◆ Exercise
Transcribe the listing verbatim. Do not carry over any pictures.

◆ Listed entries
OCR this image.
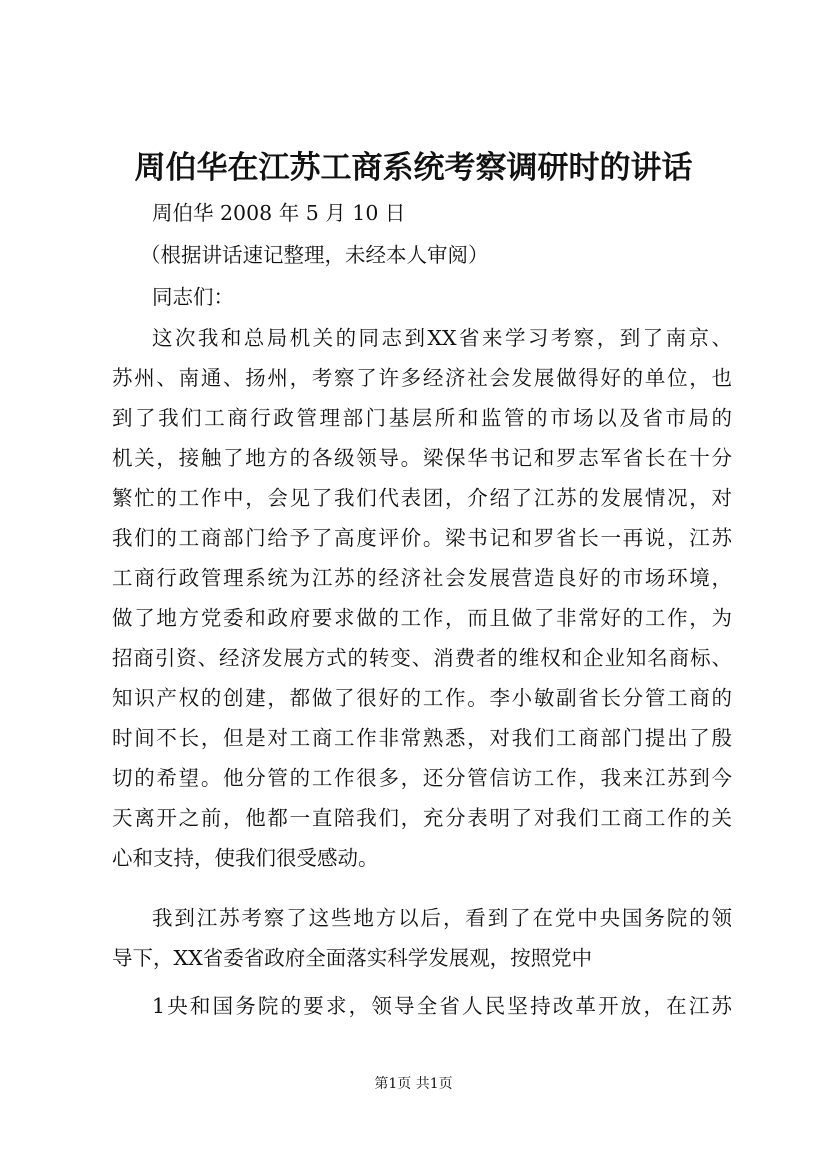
周伯华在江苏工商系统考察调研时的讲话
周伯华 2008 年 5 月 10 日
（根据讲话速记整理，未经本人审阅）
同志们：
这次我和总局机关的同志到XX省来学习考察，到了南京、
苏州、南通、扬州，考察了许多经济社会发展做得好的单位，也
到了我们工商行政管理部门基层所和监管的市场以及省市局的
机关，接触了地方的各级领导。梁保华书记和罗志军省长在十分
繁忙的工作中，会见了我们代表团，介绍了江苏的发展情况，对
我们的工商部门给予了高度评价。梁书记和罗省长一再说，江苏
工商行政管理系统为江苏的经济社会发展营造良好的市场环境，
做了地方党委和政府要求做的工作，而且做了非常好的工作，为
招商引资、经济发展方式的转变、消费者的维权和企业知名商标、
知识产权的创建，都做了很好的工作。李小敏副省长分管工商的
时间不长，但是对工商工作非常熟悉，对我们工商部门提出了殷
切的希望。他分管的工作很多，还分管信访工作，我来江苏到今
天离开之前，他都一直陪我们，充分表明了对我们工商工作的关
心和支持，使我们很受感动。
我到江苏考察了这些地方以后，看到了在党中央国务院的领
导下，XX省委省政府全面落实科学发展观，按照党中
1央和国务院的要求，领导全省人民坚持改革开放，在江苏
第1页 共1页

◆ Task output
OCR this image.
周伯华在江苏工商系统考察调研时的讲话
周伯华 2008 年 5 月 10 日
（根据讲话速记整理，未经本人审阅）
同志们：
这次我和总局机关的同志到XX省来学习考察，到了南京、
苏州、南通、扬州，考察了许多经济社会发展做得好的单位，也
到了我们工商行政管理部门基层所和监管的市场以及省市局的
机关，接触了地方的各级领导。梁保华书记和罗志军省长在十分
繁忙的工作中，会见了我们代表团，介绍了江苏的发展情况，对
我们的工商部门给予了高度评价。梁书记和罗省长一再说，江苏
工商行政管理系统为江苏的经济社会发展营造良好的市场环境，
做了地方党委和政府要求做的工作，而且做了非常好的工作，为
招商引资、经济发展方式的转变、消费者的维权和企业知名商标、
知识产权的创建，都做了很好的工作。李小敏副省长分管工商的
时间不长，但是对工商工作非常熟悉，对我们工商部门提出了殷
切的希望。他分管的工作很多，还分管信访工作，我来江苏到今
天离开之前，他都一直陪我们，充分表明了对我们工商工作的关
心和支持，使我们很受感动。
我到江苏考察了这些地方以后，看到了在党中央国务院的领
导下，XX省委省政府全面落实科学发展观，按照党中
1央和国务院的要求，领导全省人民坚持改革开放，在江苏
第1页 共1页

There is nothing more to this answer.